_Data entries for graphics_:
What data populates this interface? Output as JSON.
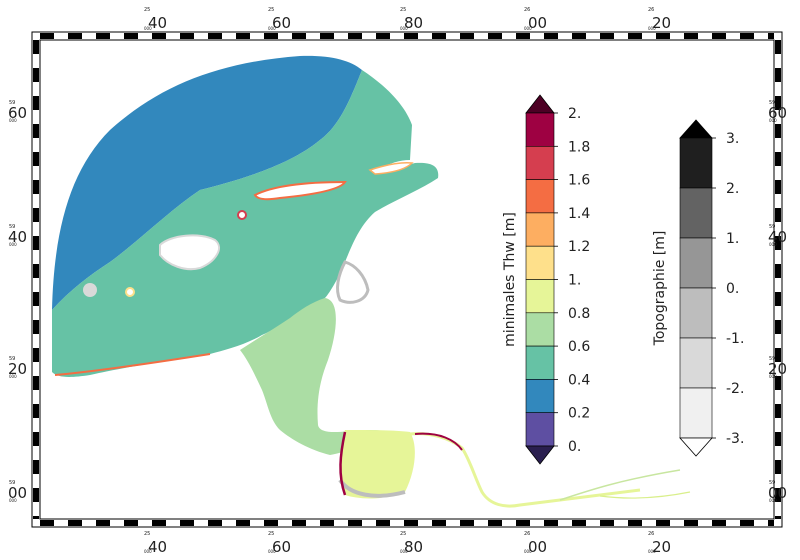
{
  "frame": {
    "x_ticks": [
      {
        "small": "25",
        "small2": "000",
        "big": "40"
      },
      {
        "small": "25",
        "small2": "000",
        "big": "60"
      },
      {
        "small": "25",
        "small2": "000",
        "big": "80"
      },
      {
        "small": "26",
        "small2": "000",
        "big": "00"
      },
      {
        "small": "26",
        "small2": "000",
        "big": "20"
      }
    ],
    "y_ticks": [
      {
        "small": "59",
        "small2": "000",
        "big": "60"
      },
      {
        "small": "59",
        "small2": "000",
        "big": "40"
      },
      {
        "small": "59",
        "small2": "000",
        "big": "20"
      },
      {
        "small": "59",
        "small2": "000",
        "big": "00"
      }
    ]
  },
  "legend_thw": {
    "label": "minimales Thw [m]",
    "ticks": [
      "2.",
      "1.8",
      "1.6",
      "1.4",
      "1.2",
      "1.",
      "0.8",
      "0.6",
      "0.4",
      "0.2",
      "0."
    ],
    "colors": [
      "#9e0142",
      "#d53e4f",
      "#f46d43",
      "#fdae61",
      "#fee08b",
      "#e6f598",
      "#abdda4",
      "#66c2a5",
      "#3288bd",
      "#5e4fa2"
    ],
    "over_color": "#4d0024",
    "under_color": "#2a1f4f"
  },
  "legend_topo": {
    "label": "Topographie [m]",
    "ticks": [
      "3.",
      "2.",
      "1.",
      "0.",
      "-1.",
      "-2.",
      "-3."
    ],
    "colors": [
      "#1f1f1f",
      "#636363",
      "#969696",
      "#bdbdbd",
      "#d9d9d9",
      "#f0f0f0"
    ],
    "over_color": "#000000",
    "under_color": "#ffffff"
  },
  "colors": {
    "deep": "#3288bd",
    "mid": "#66c2a5",
    "shallow": "#abdda4",
    "flat": "#e6f598",
    "land": "#bdbdbd"
  }
}
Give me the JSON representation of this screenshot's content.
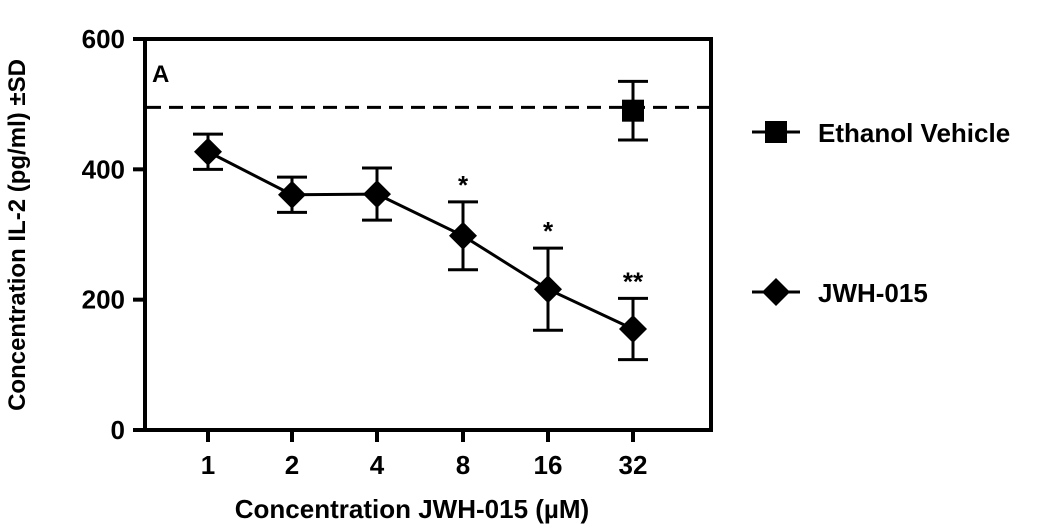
{
  "chart_data": {
    "type": "line",
    "panel_label": "A",
    "xlabel": "Concentration JWH-015 (µM)",
    "ylabel": "Concentration IL-2 (pg/ml) ±SD",
    "x_tick_labels": [
      "1",
      "2",
      "4",
      "8",
      "16",
      "32"
    ],
    "ylim": [
      0,
      600
    ],
    "y_ticks": [
      0,
      200,
      400,
      600
    ],
    "y_tick_labels": [
      "0",
      "200",
      "400",
      "600"
    ],
    "legend_position": "right",
    "series": [
      {
        "name": "Ethanol Vehicle",
        "marker": "square",
        "x": [
          "32"
        ],
        "values": [
          490
        ],
        "error": [
          45
        ],
        "reference_line": 495
      },
      {
        "name": "JWH-015",
        "marker": "diamond",
        "x": [
          "1",
          "2",
          "4",
          "8",
          "16",
          "32"
        ],
        "values": [
          427,
          361,
          362,
          298,
          216,
          155
        ],
        "error": [
          27,
          27,
          40,
          52,
          63,
          47
        ],
        "significance": [
          "",
          "",
          "",
          "*",
          "*",
          "**"
        ]
      }
    ],
    "grid": false
  }
}
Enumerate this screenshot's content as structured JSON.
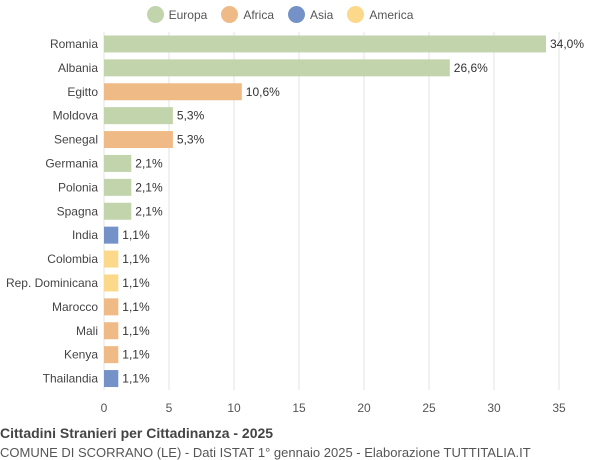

_Exercise_:
Reproduce word for word the lines running from the line with "Give me the" through the end of the data, both included, and nothing else; leave out the pictures.

_Exercise answer_:
Give me the JSON representation of this screenshot's content.
{
  "chart_data": {
    "type": "line",
    "panel_label": "A",
    "xlabel": "Concentration JWH-015 (µM)",
    "ylabel": "Concentration IL-2 (pg/ml) ±SD",
    "x_tick_labels": [
      "1",
      "2",
      "4",
      "8",
      "16",
      "32"
    ],
    "ylim": [
      0,
      600
    ],
    "y_ticks": [
      0,
      200,
      400,
      600
    ],
    "y_tick_labels": [
      "0",
      "200",
      "400",
      "600"
    ],
    "legend_position": "right",
    "series": [
      {
        "name": "Ethanol Vehicle",
        "marker": "square",
        "x": [
          "32"
        ],
        "values": [
          490
        ],
        "error": [
          45
        ],
        "reference_line": 495
      },
      {
        "name": "JWH-015",
        "marker": "diamond",
        "x": [
          "1",
          "2",
          "4",
          "8",
          "16",
          "32"
        ],
        "values": [
          427,
          361,
          362,
          298,
          216,
          155
        ],
        "error": [
          27,
          27,
          40,
          52,
          63,
          47
        ],
        "significance": [
          "",
          "",
          "",
          "*",
          "*",
          "**"
        ]
      }
    ],
    "grid": false
  }
}
Enumerate this screenshot's content as structured JSON.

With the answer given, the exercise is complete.